▸ **WORK INSTRUCTIONS**:
Find the word "Index" in the material below and gather every line that contains it.

Dataset rows about figures:

_ _ _ _ _

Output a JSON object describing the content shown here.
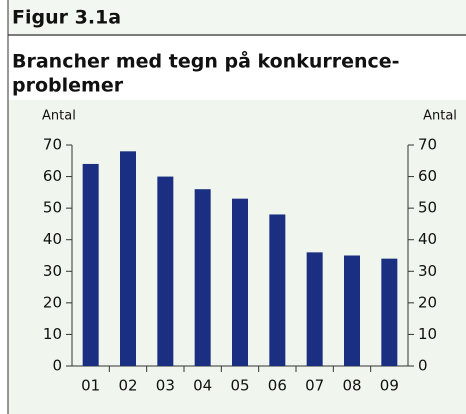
{
  "chart_data": {
    "type": "bar",
    "figure_label": "Figur 3.1a",
    "title": [
      "Brancher med tegn på konkurrence-",
      "problemer"
    ],
    "y_label": "Antal",
    "y2_label": "Antal",
    "categories": [
      "01",
      "02",
      "03",
      "04",
      "05",
      "06",
      "07",
      "08",
      "09"
    ],
    "values": [
      64,
      68,
      60,
      56,
      53,
      48,
      36,
      35,
      34
    ],
    "color": "#1b2f82",
    "ylim": [
      0,
      70
    ],
    "yticks": [
      0,
      10,
      20,
      30,
      40,
      50,
      60,
      70
    ],
    "y2lim": [
      0,
      70
    ],
    "y2ticks": [
      0,
      10,
      20,
      30,
      40,
      50,
      60,
      70
    ],
    "grid": false
  }
}
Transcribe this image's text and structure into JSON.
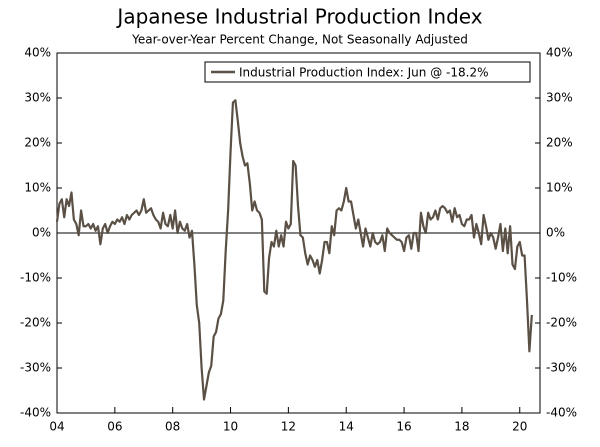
{
  "chart_data": {
    "type": "line",
    "title": "Japanese Industrial Production Index",
    "subtitle": "Year-over-Year Percent Change, Not Seasonally Adjusted",
    "x": [
      2004,
      2004.083,
      2004.167,
      2004.25,
      2004.333,
      2004.417,
      2004.5,
      2004.583,
      2004.667,
      2004.75,
      2004.833,
      2004.917,
      2005,
      2005.083,
      2005.167,
      2005.25,
      2005.333,
      2005.417,
      2005.5,
      2005.583,
      2005.667,
      2005.75,
      2005.833,
      2005.917,
      2006,
      2006.083,
      2006.167,
      2006.25,
      2006.333,
      2006.417,
      2006.5,
      2006.583,
      2006.667,
      2006.75,
      2006.833,
      2006.917,
      2007,
      2007.083,
      2007.167,
      2007.25,
      2007.333,
      2007.417,
      2007.5,
      2007.583,
      2007.667,
      2007.75,
      2007.833,
      2007.917,
      2008,
      2008.083,
      2008.167,
      2008.25,
      2008.333,
      2008.417,
      2008.5,
      2008.583,
      2008.667,
      2008.75,
      2008.833,
      2008.917,
      2009,
      2009.083,
      2009.167,
      2009.25,
      2009.333,
      2009.417,
      2009.5,
      2009.583,
      2009.667,
      2009.75,
      2009.833,
      2009.917,
      2010,
      2010.083,
      2010.167,
      2010.25,
      2010.333,
      2010.417,
      2010.5,
      2010.583,
      2010.667,
      2010.75,
      2010.833,
      2010.917,
      2011,
      2011.083,
      2011.167,
      2011.25,
      2011.333,
      2011.417,
      2011.5,
      2011.583,
      2011.667,
      2011.75,
      2011.833,
      2011.917,
      2012,
      2012.083,
      2012.167,
      2012.25,
      2012.333,
      2012.417,
      2012.5,
      2012.583,
      2012.667,
      2012.75,
      2012.833,
      2012.917,
      2013,
      2013.083,
      2013.167,
      2013.25,
      2013.333,
      2013.417,
      2013.5,
      2013.583,
      2013.667,
      2013.75,
      2013.833,
      2013.917,
      2014,
      2014.083,
      2014.167,
      2014.25,
      2014.333,
      2014.417,
      2014.5,
      2014.583,
      2014.667,
      2014.75,
      2014.833,
      2014.917,
      2015,
      2015.083,
      2015.167,
      2015.25,
      2015.333,
      2015.417,
      2015.5,
      2015.583,
      2015.667,
      2015.75,
      2015.833,
      2015.917,
      2016,
      2016.083,
      2016.167,
      2016.25,
      2016.333,
      2016.417,
      2016.5,
      2016.583,
      2016.667,
      2016.75,
      2016.833,
      2016.917,
      2017,
      2017.083,
      2017.167,
      2017.25,
      2017.333,
      2017.417,
      2017.5,
      2017.583,
      2017.667,
      2017.75,
      2017.833,
      2017.917,
      2018,
      2018.083,
      2018.167,
      2018.25,
      2018.333,
      2018.417,
      2018.5,
      2018.583,
      2018.667,
      2018.75,
      2018.833,
      2018.917,
      2019,
      2019.083,
      2019.167,
      2019.25,
      2019.333,
      2019.417,
      2019.5,
      2019.583,
      2019.667,
      2019.75,
      2019.833,
      2019.917,
      2020,
      2020.083,
      2020.167,
      2020.25,
      2020.333,
      2020.417
    ],
    "series": [
      {
        "name": "Industrial Production Index: Jun @ -18.2%",
        "color": "#5a5045",
        "values": [
          2.5,
          6.5,
          7.5,
          3.5,
          7.5,
          6,
          9,
          3,
          2,
          -0.5,
          5,
          1.5,
          1.5,
          2,
          1,
          2,
          0.5,
          1.5,
          -2.5,
          1,
          2,
          0,
          1.5,
          2.5,
          2,
          3,
          2.5,
          3.5,
          2,
          4,
          3,
          4,
          4.5,
          5,
          4,
          5,
          7.5,
          4.5,
          5,
          5.5,
          4,
          3,
          2.5,
          1,
          4.5,
          2,
          1.5,
          4,
          1,
          5,
          0,
          2.5,
          1,
          0.5,
          2,
          -1,
          0.5,
          -7,
          -16,
          -20,
          -30,
          -37,
          -34,
          -31,
          -29.5,
          -23,
          -22,
          -19,
          -18,
          -15,
          -4,
          5,
          18,
          29,
          29.5,
          25,
          20,
          17,
          15,
          15.5,
          11,
          5,
          7,
          5,
          4.5,
          3,
          -13,
          -13.5,
          -5.5,
          -2,
          -3,
          0.5,
          -3,
          -0.5,
          -3,
          2.5,
          1,
          2,
          16,
          15,
          6,
          -0.5,
          -1,
          -4.5,
          -7,
          -5,
          -6,
          -7.5,
          -6,
          -9,
          -6,
          -2,
          -2,
          -4.5,
          1.5,
          -0.5,
          5,
          5.5,
          5,
          7,
          10,
          7,
          7,
          4,
          1,
          3,
          0,
          -3,
          1,
          -1,
          -3,
          0,
          -2,
          -2.5,
          -2,
          -0.5,
          -4,
          1,
          0,
          -0.5,
          -1,
          -1.5,
          -1.5,
          -2,
          -4,
          -1,
          -0.5,
          -3.5,
          0,
          0,
          -4,
          4.5,
          1.5,
          0,
          4.5,
          3,
          3.5,
          5,
          3,
          5.5,
          6,
          5.5,
          4.5,
          5,
          2.5,
          5.5,
          3.5,
          4,
          2,
          1.5,
          3,
          3,
          4,
          -1,
          2,
          0,
          -2.5,
          4,
          1.5,
          -1.5,
          0,
          -1,
          -3.5,
          -1,
          2,
          -4,
          1,
          -4.5,
          1.5,
          -7,
          -8,
          -3,
          -2,
          -5,
          -5,
          -15,
          -26.3,
          -18.2
        ]
      }
    ],
    "xlim": [
      2004,
      2020.7
    ],
    "xticks": [
      {
        "value": 2004,
        "label": "04"
      },
      {
        "value": 2006,
        "label": "06"
      },
      {
        "value": 2008,
        "label": "08"
      },
      {
        "value": 2010,
        "label": "10"
      },
      {
        "value": 2012,
        "label": "12"
      },
      {
        "value": 2014,
        "label": "14"
      },
      {
        "value": 2016,
        "label": "16"
      },
      {
        "value": 2018,
        "label": "18"
      },
      {
        "value": 2020,
        "label": "20"
      }
    ],
    "ylim": [
      -40,
      40
    ],
    "yticks": [
      {
        "value": -40,
        "label": "-40%"
      },
      {
        "value": -30,
        "label": "-30%"
      },
      {
        "value": -20,
        "label": "-20%"
      },
      {
        "value": -10,
        "label": "-10%"
      },
      {
        "value": 0,
        "label": "0%"
      },
      {
        "value": 10,
        "label": "10%"
      },
      {
        "value": 20,
        "label": "20%"
      },
      {
        "value": 30,
        "label": "30%"
      },
      {
        "value": 40,
        "label": "40%"
      }
    ],
    "y2lim": [
      -40,
      40
    ],
    "y2ticks": [
      {
        "value": -40,
        "label": "-40%"
      },
      {
        "value": -30,
        "label": "-30%"
      },
      {
        "value": -20,
        "label": "-20%"
      },
      {
        "value": -10,
        "label": "-10%"
      },
      {
        "value": 0,
        "label": "0%"
      },
      {
        "value": 10,
        "label": "10%"
      },
      {
        "value": 20,
        "label": "20%"
      },
      {
        "value": 30,
        "label": "30%"
      },
      {
        "value": 40,
        "label": "40%"
      }
    ],
    "legend": "top-right"
  }
}
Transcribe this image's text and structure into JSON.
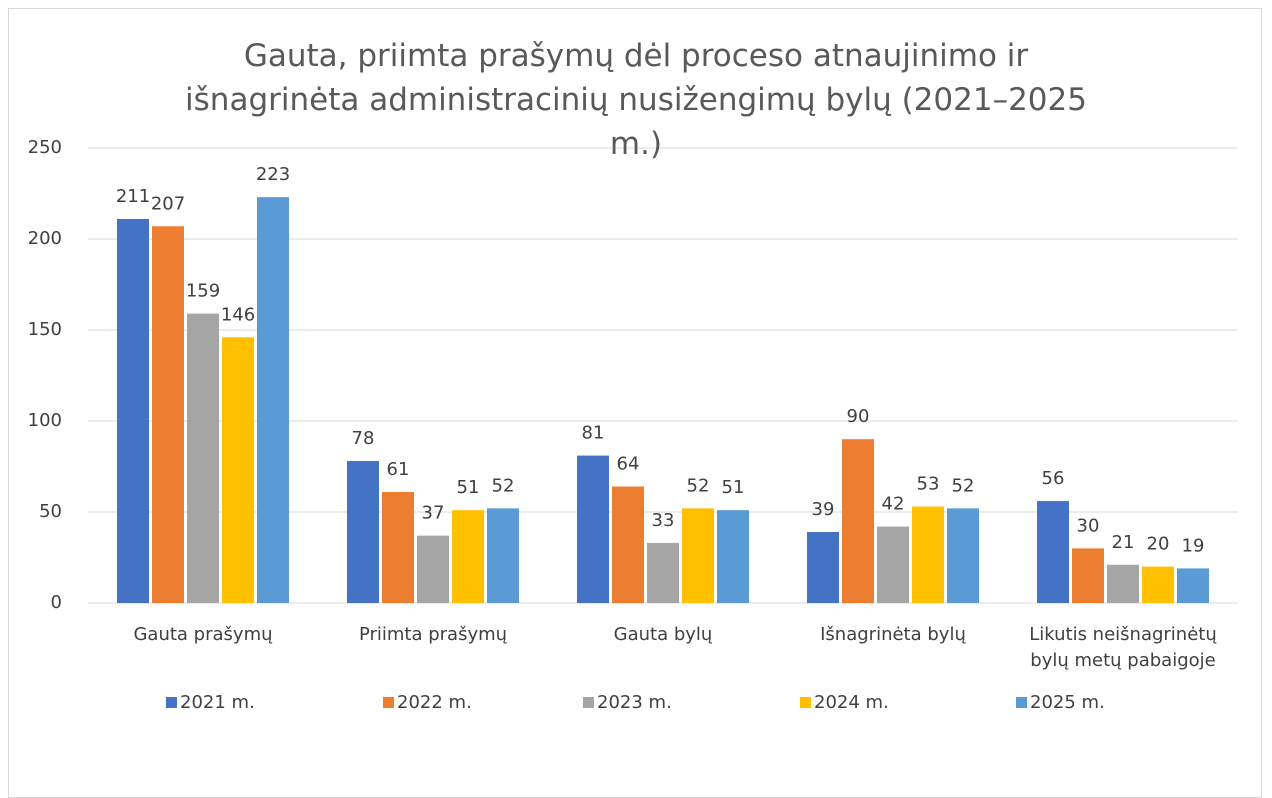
{
  "chart_data": {
    "type": "bar",
    "title": "Gauta, priimta prašymų dėl proceso atnaujinimo ir išnagrinėta administracinių nusižengimų bylų (2021–2025 m.)",
    "categories": [
      "Gauta prašymų",
      "Priimta prašymų",
      "Gauta bylų",
      "Išnagrinėta bylų",
      "Likutis neišnagrinėtų bylų metų pabaigoje"
    ],
    "series": [
      {
        "name": "2021 m.",
        "color": "#4472c4",
        "values": [
          211,
          78,
          81,
          39,
          56
        ]
      },
      {
        "name": "2022 m.",
        "color": "#ed7d31",
        "values": [
          207,
          61,
          64,
          90,
          30
        ]
      },
      {
        "name": "2023 m.",
        "color": "#a5a5a5",
        "values": [
          159,
          37,
          33,
          42,
          21
        ]
      },
      {
        "name": "2024 m.",
        "color": "#ffc000",
        "values": [
          146,
          51,
          52,
          53,
          20
        ]
      },
      {
        "name": "2025 m.",
        "color": "#5b9bd5",
        "values": [
          223,
          52,
          51,
          52,
          19
        ]
      }
    ],
    "ylim": [
      0,
      250
    ],
    "yticks": [
      0,
      50,
      100,
      150,
      200,
      250
    ],
    "grid": true,
    "legend": "bottom"
  }
}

_ _ _ _ _

▸ **SOLUTION**:
    "title": "Japanese Industrial Production Index",
        "name": "Industrial Production Index: Jun @ -18.2%",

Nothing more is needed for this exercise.